*WRITTEN REQUEST*
Write out the whole listing exactly as it stands.

Recorded data:
━━━━

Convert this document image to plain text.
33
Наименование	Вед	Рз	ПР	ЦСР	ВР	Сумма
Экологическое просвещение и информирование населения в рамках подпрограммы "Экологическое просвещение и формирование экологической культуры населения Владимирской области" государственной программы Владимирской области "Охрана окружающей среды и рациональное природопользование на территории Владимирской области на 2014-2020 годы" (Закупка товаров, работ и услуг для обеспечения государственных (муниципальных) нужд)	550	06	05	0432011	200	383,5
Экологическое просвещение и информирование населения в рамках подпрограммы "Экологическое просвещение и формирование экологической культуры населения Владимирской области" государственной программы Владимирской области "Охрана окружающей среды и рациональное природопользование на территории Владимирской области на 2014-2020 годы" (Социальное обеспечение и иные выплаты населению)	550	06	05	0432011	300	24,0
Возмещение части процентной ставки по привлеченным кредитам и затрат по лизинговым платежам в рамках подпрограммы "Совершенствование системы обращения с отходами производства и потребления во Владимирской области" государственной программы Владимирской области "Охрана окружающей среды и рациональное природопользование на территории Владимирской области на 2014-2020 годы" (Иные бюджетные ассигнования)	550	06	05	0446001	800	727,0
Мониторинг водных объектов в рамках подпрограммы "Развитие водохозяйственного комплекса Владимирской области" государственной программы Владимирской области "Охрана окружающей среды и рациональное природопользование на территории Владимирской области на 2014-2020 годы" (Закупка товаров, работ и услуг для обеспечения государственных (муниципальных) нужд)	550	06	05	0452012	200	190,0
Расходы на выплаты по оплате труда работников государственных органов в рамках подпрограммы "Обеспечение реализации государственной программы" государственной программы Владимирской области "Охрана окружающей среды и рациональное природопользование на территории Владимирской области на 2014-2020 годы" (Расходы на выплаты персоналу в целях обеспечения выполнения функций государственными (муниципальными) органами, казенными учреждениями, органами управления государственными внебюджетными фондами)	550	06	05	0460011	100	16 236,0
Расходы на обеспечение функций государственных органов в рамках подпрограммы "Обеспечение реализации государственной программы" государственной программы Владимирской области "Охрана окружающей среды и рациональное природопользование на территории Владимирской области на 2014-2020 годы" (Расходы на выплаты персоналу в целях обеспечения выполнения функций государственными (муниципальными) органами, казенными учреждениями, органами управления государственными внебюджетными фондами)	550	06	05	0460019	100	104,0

━━━━

*SOLUTION BELOW*
Convert this document image to plain text.
33
Наименование	Вед	Рз	ПР	ЦСР	ВР	Сумма
Экологическое просвещение и информирование населения в рамках подпрограммы "Экологическое просвещение и формирование экологической культуры населения Владимирской области" государственной программы Владимирской области "Охрана окружающей среды и рациональное природопользование на территории Владимирской области на 2014-2020 годы" (Закупка товаров, работ и услуг для обеспечения государственных (муниципальных) нужд)	550	06	05	0432011	200	383,5
Экологическое просвещение и информирование населения в рамках подпрограммы "Экологическое просвещение и формирование экологической культуры населения Владимирской области" государственной программы Владимирской области "Охрана окружающей среды и рациональное природопользование на территории Владимирской области на 2014-2020 годы" (Социальное обеспечение и иные выплаты населению)	550	06	05	0432011	300	24,0
Возмещение части процентной ставки по привлеченным кредитам и затрат по лизинговым платежам в рамках подпрограммы "Совершенствование системы обращения с отходами производства и потребления во Владимирской области" государственной программы Владимирской области "Охрана окружающей среды и рациональное природопользование на территории Владимирской области на 2014-2020 годы" (Иные бюджетные ассигнования)	550	06	05	0446001	800	727,0
Мониторинг водных объектов в рамках подпрограммы "Развитие водохозяйственного комплекса Владимирской области" государственной программы Владимирской области "Охрана окружающей среды и рациональное природопользование на территории Владимирской области на 2014-2020 годы" (Закупка товаров, работ и услуг для обеспечения государственных (муниципальных) нужд)	550	06	05	0452012	200	190,0
Расходы на выплаты по оплате труда работников государственных органов в рамках подпрограммы "Обеспечение реализации государственной программы" государственной программы Владимирской области "Охрана окружающей среды и рациональное природопользование на территории Владимирской области на 2014-2020 годы" (Расходы на выплаты персоналу в целях обеспечения выполнения функций государственными (муниципальными) органами, казенными учреждениями, органами управления государственными внебюджетными фондами)	550	06	05	0460011	100	16 236,0
Расходы на обеспечение функций государственных органов в рамках подпрограммы "Обеспечение реализации государственной программы" государственной программы Владимирской области "Охрана окружающей среды и рациональное природопользование на территории Владимирской области на 2014-2020 годы" (Расходы на выплаты персоналу в целях обеспечения выполнения функций государственными (муниципальными) органами, казенными учреждениями, органами управления государственными внебюджетными фондами)	550	06	05	0460019	100	104,0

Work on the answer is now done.